→ **Extracted information**:
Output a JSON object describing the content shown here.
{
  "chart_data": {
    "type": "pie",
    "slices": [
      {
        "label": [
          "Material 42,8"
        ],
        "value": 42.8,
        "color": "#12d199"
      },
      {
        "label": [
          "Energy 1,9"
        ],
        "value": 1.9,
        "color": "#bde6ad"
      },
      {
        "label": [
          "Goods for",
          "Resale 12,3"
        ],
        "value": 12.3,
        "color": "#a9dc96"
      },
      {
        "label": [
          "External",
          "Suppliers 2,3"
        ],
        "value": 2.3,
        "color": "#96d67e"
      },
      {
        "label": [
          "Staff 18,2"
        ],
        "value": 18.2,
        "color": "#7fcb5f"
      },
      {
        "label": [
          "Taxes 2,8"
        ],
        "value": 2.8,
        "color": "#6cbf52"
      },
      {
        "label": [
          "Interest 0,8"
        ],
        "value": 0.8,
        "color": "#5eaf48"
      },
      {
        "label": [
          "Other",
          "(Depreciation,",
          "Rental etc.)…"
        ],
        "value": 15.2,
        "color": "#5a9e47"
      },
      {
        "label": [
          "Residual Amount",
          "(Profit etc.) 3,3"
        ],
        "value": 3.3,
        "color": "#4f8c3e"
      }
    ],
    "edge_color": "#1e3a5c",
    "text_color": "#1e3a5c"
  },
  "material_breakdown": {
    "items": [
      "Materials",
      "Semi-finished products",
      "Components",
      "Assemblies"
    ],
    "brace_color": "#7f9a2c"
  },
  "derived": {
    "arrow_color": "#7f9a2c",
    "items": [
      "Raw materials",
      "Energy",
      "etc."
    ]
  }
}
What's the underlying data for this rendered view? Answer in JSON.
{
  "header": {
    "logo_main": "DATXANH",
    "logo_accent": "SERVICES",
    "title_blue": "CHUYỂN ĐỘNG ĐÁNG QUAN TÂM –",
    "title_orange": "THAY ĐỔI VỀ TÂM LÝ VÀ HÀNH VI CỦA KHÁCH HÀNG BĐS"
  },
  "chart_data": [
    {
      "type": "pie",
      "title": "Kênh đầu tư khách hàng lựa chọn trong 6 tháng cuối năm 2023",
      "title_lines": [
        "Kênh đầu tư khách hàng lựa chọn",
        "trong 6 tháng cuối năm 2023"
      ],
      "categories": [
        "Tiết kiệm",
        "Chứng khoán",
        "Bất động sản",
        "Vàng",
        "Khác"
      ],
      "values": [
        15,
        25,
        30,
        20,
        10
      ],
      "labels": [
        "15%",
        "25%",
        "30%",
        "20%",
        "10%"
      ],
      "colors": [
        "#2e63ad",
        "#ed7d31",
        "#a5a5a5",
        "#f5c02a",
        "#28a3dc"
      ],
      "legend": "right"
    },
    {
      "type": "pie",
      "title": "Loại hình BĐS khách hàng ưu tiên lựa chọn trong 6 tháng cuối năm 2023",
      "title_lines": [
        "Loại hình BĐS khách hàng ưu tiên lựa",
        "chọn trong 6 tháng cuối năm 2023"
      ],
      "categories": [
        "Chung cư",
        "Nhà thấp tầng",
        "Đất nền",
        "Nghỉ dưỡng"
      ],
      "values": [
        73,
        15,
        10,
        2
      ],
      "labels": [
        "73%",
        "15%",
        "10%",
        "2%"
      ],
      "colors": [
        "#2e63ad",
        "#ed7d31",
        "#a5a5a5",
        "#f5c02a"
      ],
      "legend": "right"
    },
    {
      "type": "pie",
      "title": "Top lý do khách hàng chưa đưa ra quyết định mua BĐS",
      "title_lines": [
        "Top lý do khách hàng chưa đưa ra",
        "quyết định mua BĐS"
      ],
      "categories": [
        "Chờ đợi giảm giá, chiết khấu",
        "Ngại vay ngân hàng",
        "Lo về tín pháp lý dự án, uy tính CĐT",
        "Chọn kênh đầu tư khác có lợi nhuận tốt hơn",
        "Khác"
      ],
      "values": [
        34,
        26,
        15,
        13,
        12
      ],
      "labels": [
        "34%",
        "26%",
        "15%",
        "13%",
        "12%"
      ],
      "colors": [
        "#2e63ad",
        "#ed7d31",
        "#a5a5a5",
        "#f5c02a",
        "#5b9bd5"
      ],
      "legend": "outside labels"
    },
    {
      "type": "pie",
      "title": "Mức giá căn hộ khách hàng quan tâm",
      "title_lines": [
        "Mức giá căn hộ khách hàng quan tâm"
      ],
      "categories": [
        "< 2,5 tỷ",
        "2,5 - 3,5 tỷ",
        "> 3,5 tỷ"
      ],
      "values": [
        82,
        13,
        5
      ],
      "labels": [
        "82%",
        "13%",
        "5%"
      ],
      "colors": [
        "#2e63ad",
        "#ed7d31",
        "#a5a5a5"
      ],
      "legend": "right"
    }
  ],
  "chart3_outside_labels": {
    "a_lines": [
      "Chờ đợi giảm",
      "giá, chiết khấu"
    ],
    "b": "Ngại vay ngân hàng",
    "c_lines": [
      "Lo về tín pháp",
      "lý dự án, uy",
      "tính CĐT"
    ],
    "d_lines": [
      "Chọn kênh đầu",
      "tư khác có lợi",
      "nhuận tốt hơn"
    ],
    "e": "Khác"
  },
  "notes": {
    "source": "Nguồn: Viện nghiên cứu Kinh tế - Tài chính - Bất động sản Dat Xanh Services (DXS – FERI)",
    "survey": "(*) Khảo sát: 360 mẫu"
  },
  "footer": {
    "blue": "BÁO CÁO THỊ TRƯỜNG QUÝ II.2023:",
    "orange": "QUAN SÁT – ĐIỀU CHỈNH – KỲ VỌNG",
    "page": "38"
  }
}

→ **Exercise**:
Each line of the material above must be retyped precisely.

→ **Problem solution**:
Output a JSON object describing the content shown here.
{
  "chart_data": {
    "type": "pie",
    "slices": [
      {
        "label": [
          "Material 42,8"
        ],
        "value": 42.8,
        "color": "#12d199"
      },
      {
        "label": [
          "Energy 1,9"
        ],
        "value": 1.9,
        "color": "#bde6ad"
      },
      {
        "label": [
          "Goods for",
          "Resale 12,3"
        ],
        "value": 12.3,
        "color": "#a9dc96"
      },
      {
        "label": [
          "External",
          "Suppliers 2,3"
        ],
        "value": 2.3,
        "color": "#96d67e"
      },
      {
        "label": [
          "Staff 18,2"
        ],
        "value": 18.2,
        "color": "#7fcb5f"
      },
      {
        "label": [
          "Taxes 2,8"
        ],
        "value": 2.8,
        "color": "#6cbf52"
      },
      {
        "label": [
          "Interest 0,8"
        ],
        "value": 0.8,
        "color": "#5eaf48"
      },
      {
        "label": [
          "Other",
          "(Depreciation,",
          "Rental etc.)…"
        ],
        "value": 15.2,
        "color": "#5a9e47"
      },
      {
        "label": [
          "Residual Amount",
          "(Profit etc.) 3,3"
        ],
        "value": 3.3,
        "color": "#4f8c3e"
      }
    ],
    "edge_color": "#1e3a5c",
    "text_color": "#1e3a5c"
  },
  "material_breakdown": {
    "items": [
      "Materials",
      "Semi-finished products",
      "Components",
      "Assemblies"
    ],
    "brace_color": "#7f9a2c"
  },
  "derived": {
    "arrow_color": "#7f9a2c",
    "items": [
      "Raw materials",
      "Energy",
      "etc."
    ]
  }
}
What's the underlying data for this rendered view? Answer in JSON.
{
  "header": {
    "logo_main": "DATXANH",
    "logo_accent": "SERVICES",
    "title_blue": "CHUYỂN ĐỘNG ĐÁNG QUAN TÂM –",
    "title_orange": "THAY ĐỔI VỀ TÂM LÝ VÀ HÀNH VI CỦA KHÁCH HÀNG BĐS"
  },
  "chart_data": [
    {
      "type": "pie",
      "title": "Kênh đầu tư khách hàng lựa chọn trong 6 tháng cuối năm 2023",
      "title_lines": [
        "Kênh đầu tư khách hàng lựa chọn",
        "trong 6 tháng cuối năm 2023"
      ],
      "categories": [
        "Tiết kiệm",
        "Chứng khoán",
        "Bất động sản",
        "Vàng",
        "Khác"
      ],
      "values": [
        15,
        25,
        30,
        20,
        10
      ],
      "labels": [
        "15%",
        "25%",
        "30%",
        "20%",
        "10%"
      ],
      "colors": [
        "#2e63ad",
        "#ed7d31",
        "#a5a5a5",
        "#f5c02a",
        "#28a3dc"
      ],
      "legend": "right"
    },
    {
      "type": "pie",
      "title": "Loại hình BĐS khách hàng ưu tiên lựa chọn trong 6 tháng cuối năm 2023",
      "title_lines": [
        "Loại hình BĐS khách hàng ưu tiên lựa",
        "chọn trong 6 tháng cuối năm 2023"
      ],
      "categories": [
        "Chung cư",
        "Nhà thấp tầng",
        "Đất nền",
        "Nghỉ dưỡng"
      ],
      "values": [
        73,
        15,
        10,
        2
      ],
      "labels": [
        "73%",
        "15%",
        "10%",
        "2%"
      ],
      "colors": [
        "#2e63ad",
        "#ed7d31",
        "#a5a5a5",
        "#f5c02a"
      ],
      "legend": "right"
    },
    {
      "type": "pie",
      "title": "Top lý do khách hàng chưa đưa ra quyết định mua BĐS",
      "title_lines": [
        "Top lý do khách hàng chưa đưa ra",
        "quyết định mua BĐS"
      ],
      "categories": [
        "Chờ đợi giảm giá, chiết khấu",
        "Ngại vay ngân hàng",
        "Lo về tín pháp lý dự án, uy tính CĐT",
        "Chọn kênh đầu tư khác có lợi nhuận tốt hơn",
        "Khác"
      ],
      "values": [
        34,
        26,
        15,
        13,
        12
      ],
      "labels": [
        "34%",
        "26%",
        "15%",
        "13%",
        "12%"
      ],
      "colors": [
        "#2e63ad",
        "#ed7d31",
        "#a5a5a5",
        "#f5c02a",
        "#5b9bd5"
      ],
      "legend": "outside labels"
    },
    {
      "type": "pie",
      "title": "Mức giá căn hộ khách hàng quan tâm",
      "title_lines": [
        "Mức giá căn hộ khách hàng quan tâm"
      ],
      "categories": [
        "< 2,5 tỷ",
        "2,5 - 3,5 tỷ",
        "> 3,5 tỷ"
      ],
      "values": [
        82,
        13,
        5
      ],
      "labels": [
        "82%",
        "13%",
        "5%"
      ],
      "colors": [
        "#2e63ad",
        "#ed7d31",
        "#a5a5a5"
      ],
      "legend": "right"
    }
  ],
  "chart3_outside_labels": {
    "a_lines": [
      "Chờ đợi giảm",
      "giá, chiết khấu"
    ],
    "b": "Ngại vay ngân hàng",
    "c_lines": [
      "Lo về tín pháp",
      "lý dự án, uy",
      "tính CĐT"
    ],
    "d_lines": [
      "Chọn kênh đầu",
      "tư khác có lợi",
      "nhuận tốt hơn"
    ],
    "e": "Khác"
  },
  "notes": {
    "source": "Nguồn: Viện nghiên cứu Kinh tế - Tài chính - Bất động sản Dat Xanh Services (DXS – FERI)",
    "survey": "(*) Khảo sát: 360 mẫu"
  },
  "footer": {
    "blue": "BÁO CÁO THỊ TRƯỜNG QUÝ II.2023:",
    "orange": "QUAN SÁT – ĐIỀU CHỈNH – KỲ VỌNG",
    "page": "38"
  }
}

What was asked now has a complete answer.